- Exercise instructions -
Carry none of the pictures over; set down the material below exactly.

- Supplied entries -
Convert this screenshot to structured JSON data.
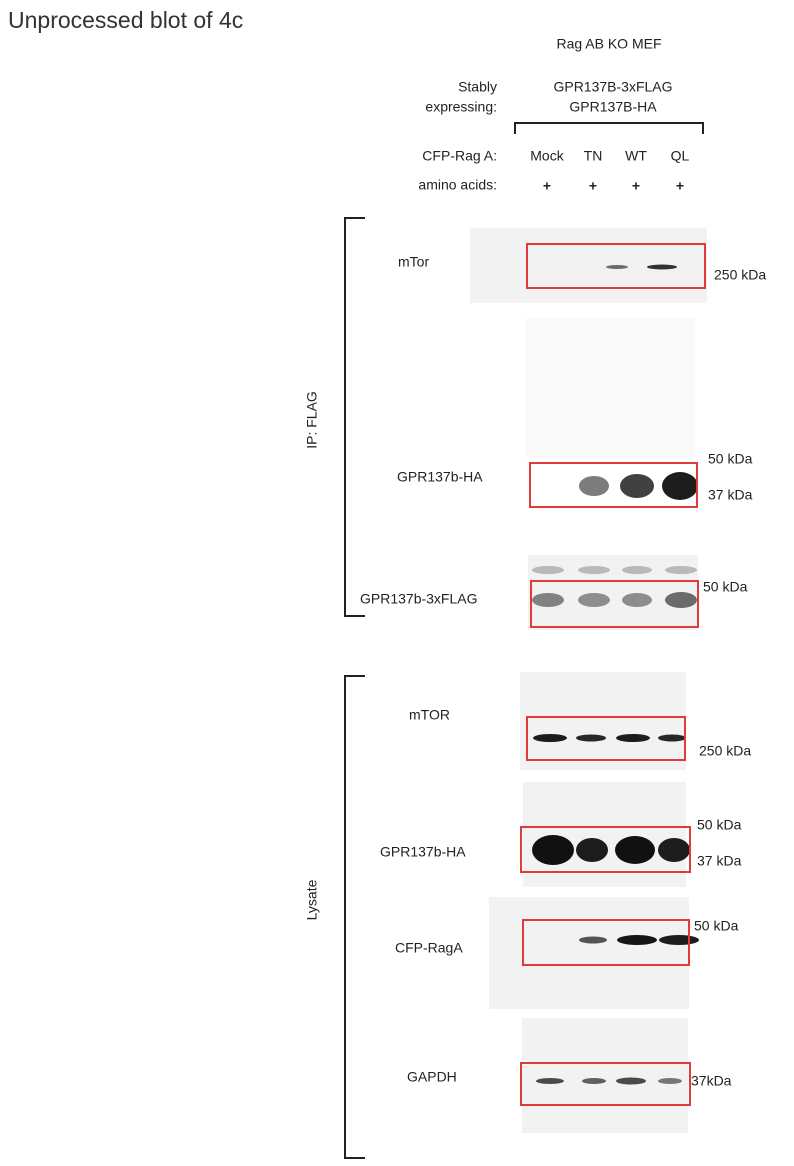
{
  "title": "Unprocessed blot of 4c",
  "cell_line": "Rag AB KO MEF",
  "stably_label": [
    "Stably",
    "expressing:"
  ],
  "stably_constructs": [
    "GPR137B-3xFLAG",
    "GPR137B-HA"
  ],
  "conditions": {
    "label": "CFP-Rag A:",
    "lanes": [
      "Mock",
      "TN",
      "WT",
      "QL"
    ]
  },
  "amino_acids": {
    "label": "amino acids:",
    "values": [
      "+",
      "+",
      "+",
      "+"
    ]
  },
  "groups": [
    {
      "label": "IP: FLAG",
      "blots": [
        {
          "label": "mTor",
          "markers": [
            "250 kDa"
          ]
        },
        {
          "label": "GPR137b-HA",
          "markers": [
            "50 kDa",
            "37 kDa"
          ]
        },
        {
          "label": "GPR137b-3xFLAG",
          "markers": [
            "50 kDa"
          ]
        }
      ]
    },
    {
      "label": "Lysate",
      "blots": [
        {
          "label": "mTOR",
          "markers": [
            "250 kDa"
          ]
        },
        {
          "label": "GPR137b-HA",
          "markers": [
            "50 kDa",
            "37 kDa"
          ]
        },
        {
          "label": "CFP-RagA",
          "markers": [
            "50 kDa"
          ]
        },
        {
          "label": "GAPDH",
          "markers": [
            "37kDa"
          ]
        }
      ]
    }
  ]
}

- Correct response -
Convert this screenshot to structured JSON data.
{
  "title": "Unprocessed blot of 4c",
  "cell_line": "Rag AB KO MEF",
  "stably_label": [
    "Stably",
    "expressing:"
  ],
  "stably_constructs": [
    "GPR137B-3xFLAG",
    "GPR137B-HA"
  ],
  "conditions": {
    "label": "CFP-Rag A:",
    "lanes": [
      "Mock",
      "TN",
      "WT",
      "QL"
    ]
  },
  "amino_acids": {
    "label": "amino acids:",
    "values": [
      "+",
      "+",
      "+",
      "+"
    ]
  },
  "groups": [
    {
      "label": "IP: FLAG",
      "blots": [
        {
          "label": "mTor",
          "markers": [
            "250 kDa"
          ]
        },
        {
          "label": "GPR137b-HA",
          "markers": [
            "50 kDa",
            "37 kDa"
          ]
        },
        {
          "label": "GPR137b-3xFLAG",
          "markers": [
            "50 kDa"
          ]
        }
      ]
    },
    {
      "label": "Lysate",
      "blots": [
        {
          "label": "mTOR",
          "markers": [
            "250 kDa"
          ]
        },
        {
          "label": "GPR137b-HA",
          "markers": [
            "50 kDa",
            "37 kDa"
          ]
        },
        {
          "label": "CFP-RagA",
          "markers": [
            "50 kDa"
          ]
        },
        {
          "label": "GAPDH",
          "markers": [
            "37kDa"
          ]
        }
      ]
    }
  ]
}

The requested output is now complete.